# CHALLENGES
a) According to the passage on tabular data, where is tabular data moved so that a core processor can perform operations on it more efficiently?
b) Reproduce the passage on tabular data word for word, beginning at the words "To perform data" and stopping after "by database servers.".

# PASSAGE PROVIDED

++++++++++++++++++++

Database servers that execute on multi-core processors perform data manipulation operations on large amounts of tabular data. Tabular data is data that is logically organized as rows and one or more columns, each column having a certain size, each row including each column. Logically, tabular data resides in a table-like structure, such as a spreadsheet or relational table. However, the actual physical storage of the tabular data may take a variety of forms. For example, in row-major format, tabular data may be stored as rows that are stored contiguously within a memory address space, each row including each column and a given column occupying the same number of bytes within a row. In column-major format, each column may be separately stored from other columns as a column vector stored contiguously within a memory address, the particular entry for each row in a column vector being stored in the same relative position or index of the respective column vector of each other column.
To perform data manipulation operations on tabular data efficiently, tabular data is moved from main memory to a memory closer to a core processor, where the operations can be performed more efficiently by the core processor. Thus, the movement of tabular data between the memory closer to a core processor and main memory is the type of operation that is performed frequently by database servers.

++++++++++++++++++++

(Element and region listings)

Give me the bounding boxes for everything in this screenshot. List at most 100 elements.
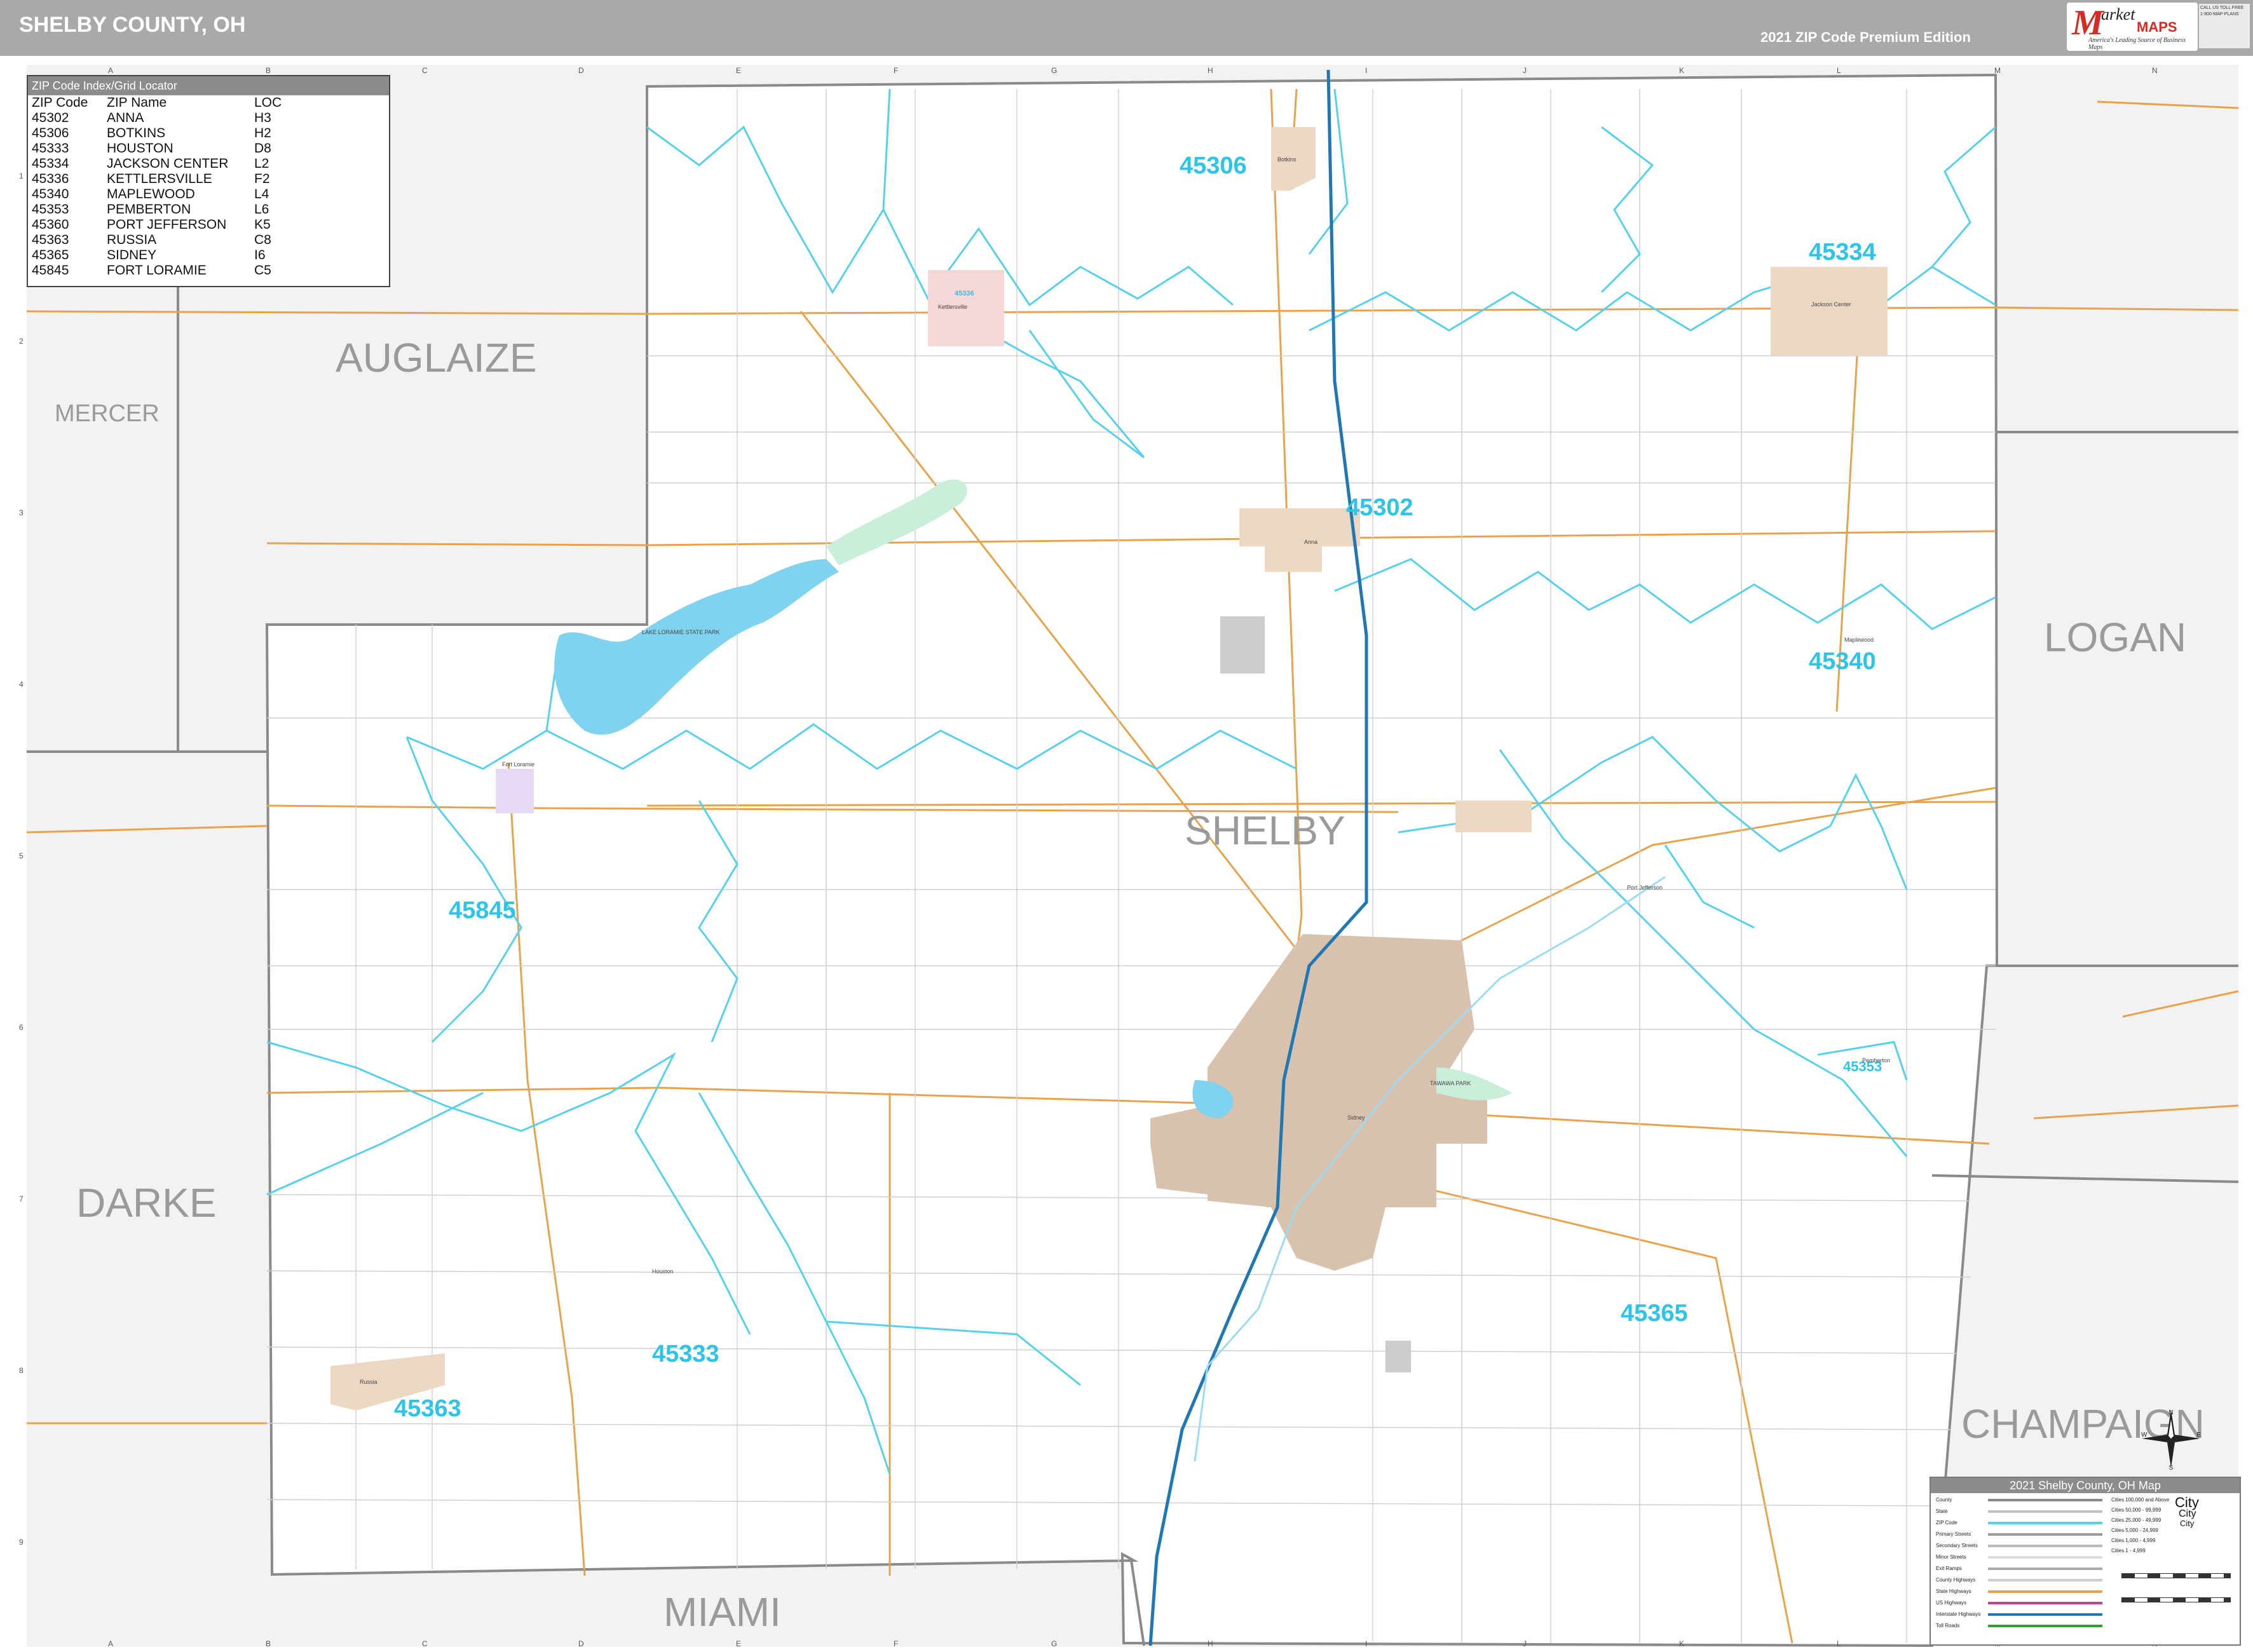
town-label-port-jefferson: Port Jefferson [1627,884,1663,891]
legend-item-label: US Highways [1936,1600,1967,1606]
zip-label-45336: 45336 [955,290,974,297]
zip-code-cell: 45336 [32,172,69,186]
table-row: 45302 ANNA H3 [31,111,284,126]
place-label-tawawa: TAWAWA PARK [1430,1080,1471,1087]
zip-index-table: ZIP Code ZIP Name LOC 45302 ANNA H3 4530… [31,95,284,278]
town-label-sidney: Sidney [1347,1114,1365,1121]
grid-col-label: B [266,66,271,75]
grid-col-label: I [1365,66,1368,75]
map-legend: 2021 Shelby County, OH Map County State … [1930,1477,2241,1646]
place-label-lake-loramie: LAKE LORAMIE STATE PARK [642,629,720,635]
county-label-mercer: MERCER [55,400,160,427]
grid-row-label: 8 [19,1366,24,1375]
compass-e: E [2196,1432,2201,1439]
grid-col-label: B [266,1639,271,1648]
header-bar: SHELBY COUNTY, OH 2021 ZIP Code Premium … [0,0,2253,56]
grid-row-label: 2 [19,337,24,346]
grid-row-label: 7 [19,1195,24,1203]
town-label-pemberton: Pemberton [1862,1057,1891,1064]
legend-item-label: Toll Roads [1936,1623,1960,1628]
zip-name-cell: FORT LORAMIE [107,263,207,278]
legend-swatch [1988,1533,2102,1536]
town-label-kettlersville: Kettlersville [938,304,968,310]
zip-name-cell: MAPLEWOOD [107,187,195,201]
grid-col-label: M [1994,66,2001,75]
town-label-anna: Anna [1304,539,1318,545]
grid-col-label: G [1051,66,1058,75]
grid-row-label: 3 [19,508,24,517]
grid-col-label: L [1837,1639,1841,1648]
compass-rose-icon: N S E W [2141,1409,2201,1470]
town-label-botkins: Botkins [1277,156,1297,163]
zip-label-45302: 45302 [1346,494,1413,521]
compass-n: N [2168,1409,2173,1416]
table-row: 45360 PORT JEFFERSON K5 [31,217,284,233]
legend-city-class: Cities 50,000 - 99,999 [2111,1507,2161,1513]
county-label-darke: DARKE [76,1180,217,1226]
zip-loc-cell: L4 [254,187,269,201]
legend-item-label: Primary Streets [1936,1531,1971,1537]
zip-label-45306: 45306 [1180,152,1247,179]
town-label-jackson-center: Jackson Center [1811,301,1851,308]
zip-loc-cell: I6 [254,248,266,262]
zip-label-45365: 45365 [1621,1300,1688,1327]
zip-loc-cell: C5 [254,263,271,278]
grid-row-label: 5 [19,851,24,860]
grid-col-label: H [1208,66,1213,75]
town-label-houston: Houston [652,1268,674,1275]
table-row: 45365 SIDNEY I6 [31,248,284,263]
grid-col-label: H [1208,1639,1213,1648]
zip-index-column-headers: ZIP Code ZIP Name LOC [31,95,284,111]
table-row: 45340 MAPLEWOOD L4 [31,187,284,202]
zip-name-cell: BOTKINS [107,126,166,140]
zip-loc-cell: C8 [254,233,271,247]
county-label-auglaize: AUGLAIZE [336,335,537,381]
legend-title: 2021 Shelby County, OH Map [1931,1478,2240,1493]
legend-item-label: Minor Streets [1936,1554,1966,1560]
legend-swatch [1988,1602,2102,1604]
legend-city-class: Cities 25,000 - 49,999 [2111,1517,2161,1523]
grid-col-label: K [1679,1639,1685,1648]
zip-name-cell: SIDNEY [107,248,157,262]
grid-col-label: G [1051,1639,1058,1648]
grid-row-label: 9 [19,1538,24,1547]
county-label-shelby: SHELBY [1185,808,1345,853]
legend-city-class: Cities 1,000 - 4,999 [2111,1538,2156,1543]
legend-swatch [1988,1567,2102,1570]
grid-row-label: 1 [19,172,24,180]
zip-index-header: ZIP Code Index/Grid Locator [27,75,390,95]
legend-swatch [1988,1522,2102,1524]
zip-loc-cell: L6 [254,202,269,217]
zip-code-cell: 45340 [32,187,69,201]
table-row: 45333 HOUSTON D8 [31,141,284,156]
grid-col-label: D [578,66,584,75]
zip-code-cell: 45333 [32,141,69,156]
zip-label-45340: 45340 [1809,648,1876,675]
contact-box: CALL US TOLL FREE 1-800-MAP-PLANS [2199,4,2250,48]
map-title: SHELBY COUNTY, OH [19,13,246,37]
logo-maps-word: MAPS [2137,19,2177,35]
grid-col-label: F [894,66,899,75]
zip-name-cell: RUSSIA [107,233,157,247]
zip-code-cell: 45334 [32,156,69,171]
grid-col-label: K [1679,66,1685,75]
zip-code-cell: 45353 [32,202,69,217]
grid-col-label: J [1523,66,1527,75]
zip-code-cell: 45302 [32,111,69,125]
grid-col-label: L [1837,66,1841,75]
grid-row-label: 4 [19,680,24,689]
legend-swatch [1988,1625,2102,1627]
legend-item-label: ZIP Code [1936,1520,1957,1526]
zip-col-header: LOC [254,95,282,110]
legend-item-label: Interstate Highways [1936,1611,1981,1617]
market-maps-logo: M arket MAPS America's Leading Source of… [2067,3,2198,51]
legend-item-label: State [1936,1508,1948,1514]
zip-label-45845: 45845 [449,897,516,924]
edition-label: 2021 ZIP Code Premium Edition [1760,29,1971,45]
zip-label-45363: 45363 [394,1395,461,1422]
zip-loc-cell: H3 [254,111,271,125]
grid-col-label: E [736,1639,742,1648]
zip-name-cell: KETTLERSVILLE [107,172,212,186]
compass-w: W [2141,1432,2147,1439]
zip-name-cell: PORT JEFFERSON [107,217,227,232]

++++++++++++++++++++

# OUTPUTS
a) It is moved from main memory to a memory closer to a core processor.

b)
To perform data manipulation operations on tabular data efficiently, tabular data is moved from main memory to a memory closer to a core processor, where the operations can be performed more efficiently by the core processor. Thus, the movement of tabular data between the memory closer to a core processor and main memory is the type of operation that is performed frequently by database servers.